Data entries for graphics
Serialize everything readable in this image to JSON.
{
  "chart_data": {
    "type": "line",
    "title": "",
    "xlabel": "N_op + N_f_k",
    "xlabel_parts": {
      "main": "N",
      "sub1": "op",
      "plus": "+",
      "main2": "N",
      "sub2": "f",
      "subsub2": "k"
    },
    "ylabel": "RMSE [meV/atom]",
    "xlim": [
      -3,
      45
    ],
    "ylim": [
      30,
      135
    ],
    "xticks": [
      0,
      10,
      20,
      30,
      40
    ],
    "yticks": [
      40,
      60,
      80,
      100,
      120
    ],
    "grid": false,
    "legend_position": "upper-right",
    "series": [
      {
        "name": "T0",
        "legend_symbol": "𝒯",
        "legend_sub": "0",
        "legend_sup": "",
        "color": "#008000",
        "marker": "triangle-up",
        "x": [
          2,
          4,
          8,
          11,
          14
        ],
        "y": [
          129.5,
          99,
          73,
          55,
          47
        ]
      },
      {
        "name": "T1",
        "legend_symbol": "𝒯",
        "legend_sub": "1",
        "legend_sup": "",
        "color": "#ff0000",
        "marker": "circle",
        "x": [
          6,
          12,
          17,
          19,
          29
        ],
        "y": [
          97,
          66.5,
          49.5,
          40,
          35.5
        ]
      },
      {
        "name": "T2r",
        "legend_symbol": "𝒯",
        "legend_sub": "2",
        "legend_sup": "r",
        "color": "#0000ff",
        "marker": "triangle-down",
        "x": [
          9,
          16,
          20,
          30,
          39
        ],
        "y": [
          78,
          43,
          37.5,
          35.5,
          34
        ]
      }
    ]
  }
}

▶ [GOAL]:
Reproduce the listing in full. Keep it exactly as written.

▶ [EXERCISE OUTPUT]:
Serialize everything readable in this image to JSON.
{
  "chart_data": {
    "type": "line",
    "title": "",
    "xlabel": "N_op + N_f_k",
    "xlabel_parts": {
      "main": "N",
      "sub1": "op",
      "plus": "+",
      "main2": "N",
      "sub2": "f",
      "subsub2": "k"
    },
    "ylabel": "RMSE [meV/atom]",
    "xlim": [
      -3,
      45
    ],
    "ylim": [
      30,
      135
    ],
    "xticks": [
      0,
      10,
      20,
      30,
      40
    ],
    "yticks": [
      40,
      60,
      80,
      100,
      120
    ],
    "grid": false,
    "legend_position": "upper-right",
    "series": [
      {
        "name": "T0",
        "legend_symbol": "𝒯",
        "legend_sub": "0",
        "legend_sup": "",
        "color": "#008000",
        "marker": "triangle-up",
        "x": [
          2,
          4,
          8,
          11,
          14
        ],
        "y": [
          129.5,
          99,
          73,
          55,
          47
        ]
      },
      {
        "name": "T1",
        "legend_symbol": "𝒯",
        "legend_sub": "1",
        "legend_sup": "",
        "color": "#ff0000",
        "marker": "circle",
        "x": [
          6,
          12,
          17,
          19,
          29
        ],
        "y": [
          97,
          66.5,
          49.5,
          40,
          35.5
        ]
      },
      {
        "name": "T2r",
        "legend_symbol": "𝒯",
        "legend_sub": "2",
        "legend_sup": "r",
        "color": "#0000ff",
        "marker": "triangle-down",
        "x": [
          9,
          16,
          20,
          30,
          39
        ],
        "y": [
          78,
          43,
          37.5,
          35.5,
          34
        ]
      }
    ]
  }
}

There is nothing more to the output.